## Supplied records

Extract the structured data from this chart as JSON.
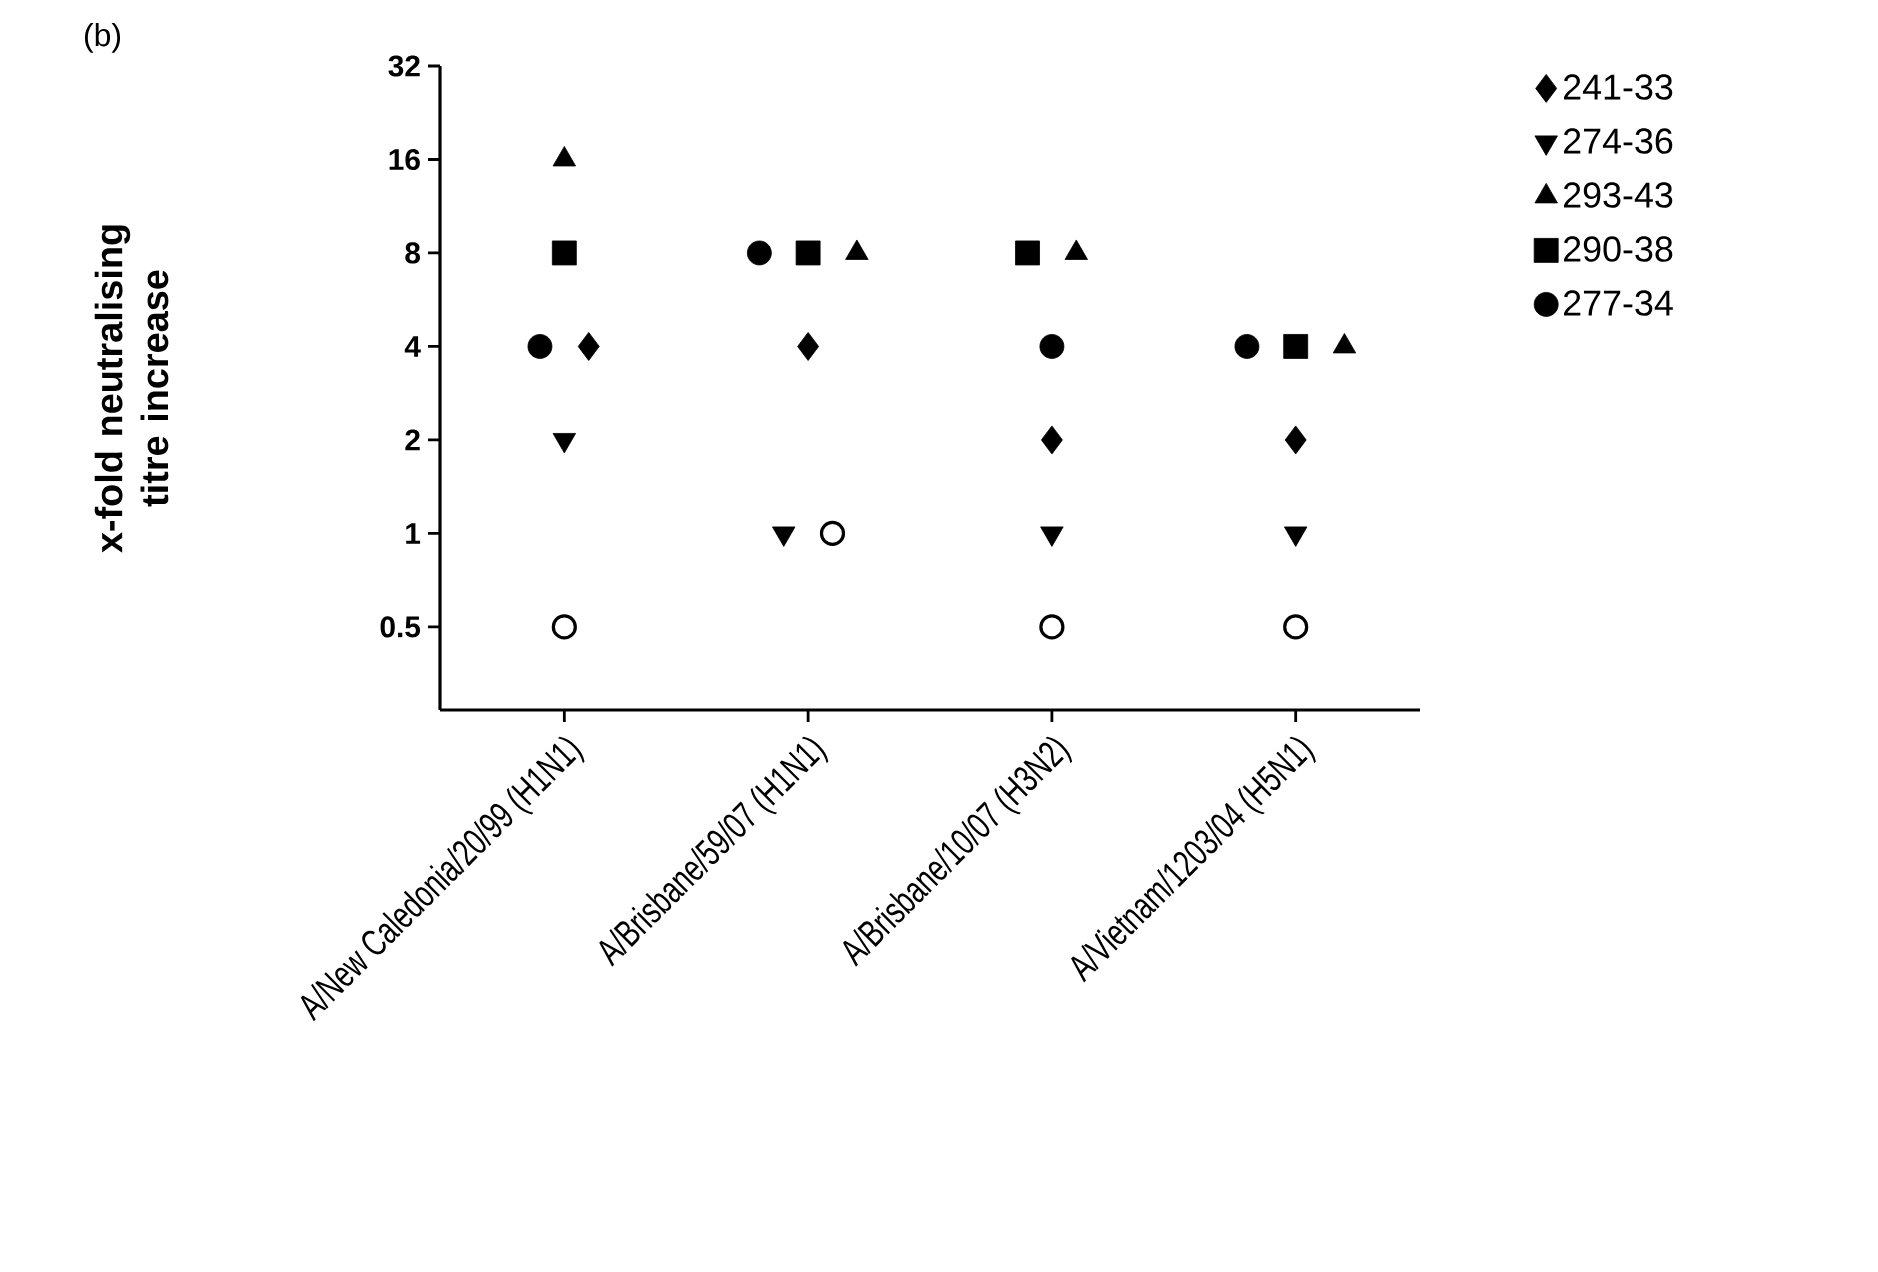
{
  "chart_data": {
    "type": "scatter",
    "title": "(b)",
    "ylabel": "x-fold neutralising titre increase",
    "categories": [
      "A/New Caledonia/20/99 (H1N1)",
      "A/Brisbane/59/07 (H1N1)",
      "A/Brisbane/10/07 (H3N2)",
      "A/Vietnam/1203/04 (H5N1)"
    ],
    "log": "y",
    "ylim": [
      0.27,
      32
    ],
    "yticks": [
      0.5,
      1,
      2,
      4,
      8,
      16,
      32
    ],
    "grid": false,
    "legend": "top right",
    "series": [
      {
        "color": "#000000",
        "marker": "circle-open",
        "values": [
          0.5,
          1,
          0.5,
          0.5
        ]
      },
      {
        "name": "241-33",
        "color": "#000000",
        "marker": "diamond",
        "values": [
          4,
          4,
          2,
          2
        ]
      },
      {
        "name": "274-36",
        "color": "#000000",
        "marker": "triangle-down",
        "values": [
          2,
          1,
          1,
          1
        ]
      },
      {
        "name": "293-43",
        "color": "#000000",
        "marker": "triangle",
        "values": [
          16,
          8,
          8,
          4
        ]
      },
      {
        "name": "290-38",
        "color": "#000000",
        "marker": "square",
        "values": [
          8,
          8,
          8,
          4
        ]
      },
      {
        "name": "277-34",
        "color": "#000000",
        "marker": "circle",
        "values": [
          4,
          8,
          4,
          4
        ]
      }
    ]
  }
}
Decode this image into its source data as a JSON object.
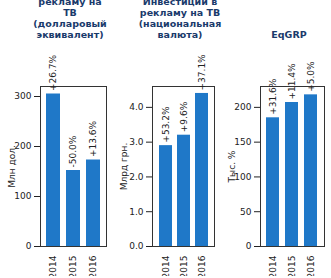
{
  "chart_data": [
    {
      "type": "bar",
      "title": "Инвестиции в рекламу на ТВ (долларовый эквивалент)",
      "ylabel": "Млн дол.",
      "categories": [
        "2014",
        "2015",
        "2016"
      ],
      "values": [
        305,
        152,
        173
      ],
      "annotations": [
        "+26.7%",
        "-50.0%",
        "+13.6%"
      ],
      "color": "#1f78c8",
      "ylim": [
        0,
        320
      ],
      "yticks": [
        0,
        100,
        200,
        300
      ]
    },
    {
      "type": "bar",
      "title": "Инвестиции в рекламу на ТВ (национальная валюта)",
      "ylabel": "Млрд грн.",
      "categories": [
        "2014",
        "2015",
        "2016"
      ],
      "values": [
        2.9,
        3.2,
        4.4
      ],
      "annotations": [
        "+53.2%",
        "+9.6%",
        "+37.1%"
      ],
      "color": "#1f78c8",
      "ylim": [
        0,
        4.6
      ],
      "yticks": [
        0,
        1,
        2,
        3,
        4
      ]
    },
    {
      "type": "bar",
      "title": "EqGRP",
      "ylabel": "Тыс. %",
      "categories": [
        "2014",
        "2015",
        "2016"
      ],
      "values": [
        185,
        207,
        218
      ],
      "annotations": [
        "+31.6%",
        "+11.4%",
        "+5.0%"
      ],
      "color": "#1f78c8",
      "ylim": [
        0,
        230
      ],
      "yticks": [
        0,
        50,
        100,
        150,
        200
      ]
    }
  ]
}
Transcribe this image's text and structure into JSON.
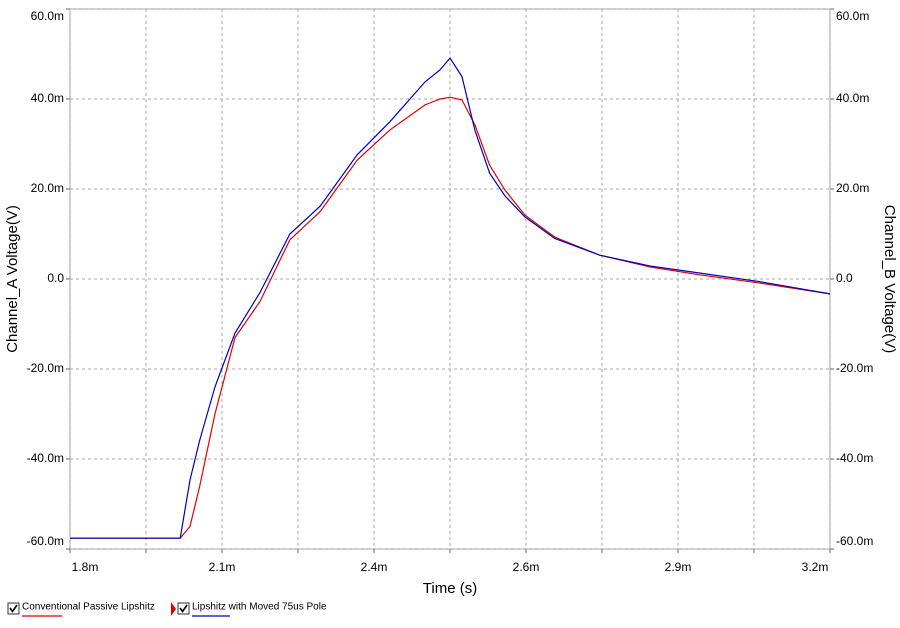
{
  "chart_data": {
    "type": "line",
    "x_label": "Time (s)",
    "y_label": "Channel_A Voltage(V)",
    "y2_label": "Channel_B Voltage(V)",
    "x": [
      0.0018,
      0.002003,
      0.002021,
      0.002039,
      0.002067,
      0.002104,
      0.00215,
      0.002205,
      0.002261,
      0.002329,
      0.002389,
      0.002454,
      0.002482,
      0.0025,
      0.002522,
      0.002546,
      0.002573,
      0.002601,
      0.002638,
      0.002693,
      0.002776,
      0.002868,
      0.002961,
      0.003071,
      0.0032
    ],
    "series": [
      {
        "name": "Conventional Passive Lipshitz",
        "color": "#e00000",
        "values": [
          -0.0576,
          -0.0576,
          -0.055,
          -0.046,
          -0.03,
          -0.013,
          -0.005,
          0.0087,
          0.015,
          0.0264,
          0.0331,
          0.0387,
          0.04,
          0.0404,
          0.0398,
          0.0342,
          0.0253,
          0.0198,
          0.0142,
          0.0093,
          0.0053,
          0.0027,
          0.0009,
          -0.0009,
          -0.0033
        ]
      },
      {
        "name": "Lipshitz with Moved 75us Pole",
        "color": "#0000c0",
        "axis": "y2",
        "values": [
          -0.0576,
          -0.0576,
          -0.0447,
          -0.0358,
          -0.024,
          -0.012,
          -0.003,
          0.01,
          0.0162,
          0.0276,
          0.0349,
          0.0438,
          0.0465,
          0.0491,
          0.045,
          0.033,
          0.0235,
          0.0185,
          0.0138,
          0.009,
          0.0053,
          0.0029,
          0.0013,
          -0.0006,
          -0.0033
        ]
      }
    ],
    "xlim": [
      0.0018,
      0.0032
    ],
    "xticks": [
      {
        "value": 0.0018,
        "label": "1.8m"
      },
      {
        "value": 0.00208,
        "label": "2.1m"
      },
      {
        "value": 0.00236,
        "label": "2.4m"
      },
      {
        "value": 0.00264,
        "label": "2.6m"
      },
      {
        "value": 0.00292,
        "label": "2.9m"
      },
      {
        "value": 0.0032,
        "label": "3.2m"
      }
    ],
    "xgrid": [
      0.00194,
      0.00222,
      0.0025,
      0.00278,
      0.00306
    ],
    "ylim": [
      -0.06,
      0.06
    ],
    "yticks": [
      {
        "value": -0.06,
        "label": "-60.0m"
      },
      {
        "value": -0.04,
        "label": "-40.0m"
      },
      {
        "value": -0.02,
        "label": "-20.0m"
      },
      {
        "value": 0,
        "label": "0.0"
      },
      {
        "value": 0.02,
        "label": "20.0m"
      },
      {
        "value": 0.04,
        "label": "40.0m"
      },
      {
        "value": 0.06,
        "label": "60.0m"
      }
    ],
    "y2lim": [
      -0.06,
      0.06
    ],
    "y2ticks": [
      {
        "value": -0.06,
        "label": "-60.0m"
      },
      {
        "value": -0.04,
        "label": "-40.0m"
      },
      {
        "value": -0.02,
        "label": "-20.0m"
      },
      {
        "value": 0,
        "label": "0.0"
      },
      {
        "value": 0.02,
        "label": "20.0m"
      },
      {
        "value": 0.04,
        "label": "40.0m"
      },
      {
        "value": 0.06,
        "label": "60.0m"
      }
    ],
    "grid": true
  }
}
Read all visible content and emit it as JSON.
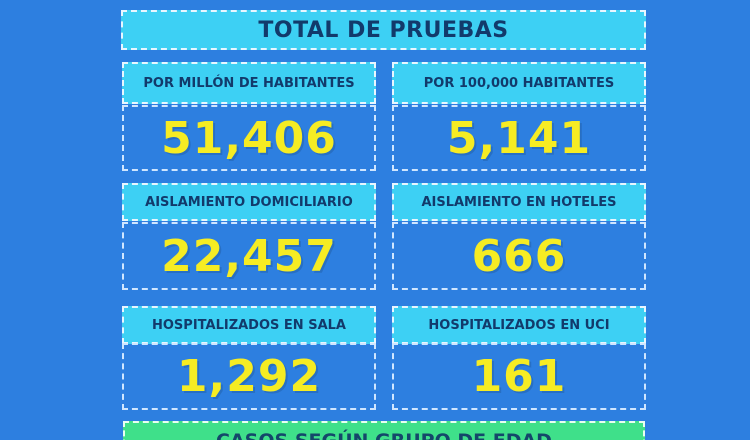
{
  "title": "TOTAL DE PRUEBAS",
  "cards": [
    {
      "label": "POR MILLÓN DE HABITANTES",
      "value": "51,406"
    },
    {
      "label": "POR 100,000 HABITANTES",
      "value": "5,141"
    },
    {
      "label": "AISLAMIENTO DOMICILIARIO",
      "value": "22,457"
    },
    {
      "label": "AISLAMIENTO EN HOTELES",
      "value": "666"
    },
    {
      "label": "HOSPITALIZADOS EN SALA",
      "value": "1,292"
    },
    {
      "label": "HOSPITALIZADOS EN UCI",
      "value": "161"
    }
  ],
  "bottom_banner": "CASOS SEGÚN GRUPO DE EDAD",
  "colors": {
    "background": "#2d7fe0",
    "label_banner": "#3dd0f4",
    "value_text": "#f6ec23",
    "bottom_banner": "#3fe08a"
  }
}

## Exercise prompt
With pictures omitted, copy exactly the lines from the one containing "Read all visible content and emit it as JSON." through the final line of the listing, both included.

## Result of the task
Read all visible content and emit it as JSON.
{
  "title": "TOTAL DE PRUEBAS",
  "cards": [
    {
      "label": "POR MILLÓN DE HABITANTES",
      "value": "51,406"
    },
    {
      "label": "POR 100,000 HABITANTES",
      "value": "5,141"
    },
    {
      "label": "AISLAMIENTO DOMICILIARIO",
      "value": "22,457"
    },
    {
      "label": "AISLAMIENTO EN HOTELES",
      "value": "666"
    },
    {
      "label": "HOSPITALIZADOS EN SALA",
      "value": "1,292"
    },
    {
      "label": "HOSPITALIZADOS EN UCI",
      "value": "161"
    }
  ],
  "bottom_banner": "CASOS SEGÚN GRUPO DE EDAD",
  "colors": {
    "background": "#2d7fe0",
    "label_banner": "#3dd0f4",
    "value_text": "#f6ec23",
    "bottom_banner": "#3fe08a"
  }
}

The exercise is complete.